### [Work to do]
Transcribe every record that appears below, exactly and in full.

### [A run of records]
........
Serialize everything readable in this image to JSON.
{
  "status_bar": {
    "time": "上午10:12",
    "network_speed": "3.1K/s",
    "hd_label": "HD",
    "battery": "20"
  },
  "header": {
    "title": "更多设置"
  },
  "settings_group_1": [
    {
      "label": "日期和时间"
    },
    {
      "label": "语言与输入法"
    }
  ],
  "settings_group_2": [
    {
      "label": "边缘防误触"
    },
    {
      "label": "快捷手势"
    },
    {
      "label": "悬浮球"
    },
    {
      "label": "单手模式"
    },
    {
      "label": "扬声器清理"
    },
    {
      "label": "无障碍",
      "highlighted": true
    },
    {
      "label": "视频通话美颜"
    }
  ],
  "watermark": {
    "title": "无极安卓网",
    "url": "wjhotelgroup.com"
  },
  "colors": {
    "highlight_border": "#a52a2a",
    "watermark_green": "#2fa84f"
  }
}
........
### [Full response]
Serialize everything readable in this image to JSON.
{
  "status_bar": {
    "time": "上午10:12",
    "network_speed": "3.1K/s",
    "hd_label": "HD",
    "battery": "20"
  },
  "header": {
    "title": "更多设置"
  },
  "settings_group_1": [
    {
      "label": "日期和时间"
    },
    {
      "label": "语言与输入法"
    }
  ],
  "settings_group_2": [
    {
      "label": "边缘防误触"
    },
    {
      "label": "快捷手势"
    },
    {
      "label": "悬浮球"
    },
    {
      "label": "单手模式"
    },
    {
      "label": "扬声器清理"
    },
    {
      "label": "无障碍",
      "highlighted": true
    },
    {
      "label": "视频通话美颜"
    }
  ],
  "watermark": {
    "title": "无极安卓网",
    "url": "wjhotelgroup.com"
  },
  "colors": {
    "highlight_border": "#a52a2a",
    "watermark_green": "#2fa84f"
  }
}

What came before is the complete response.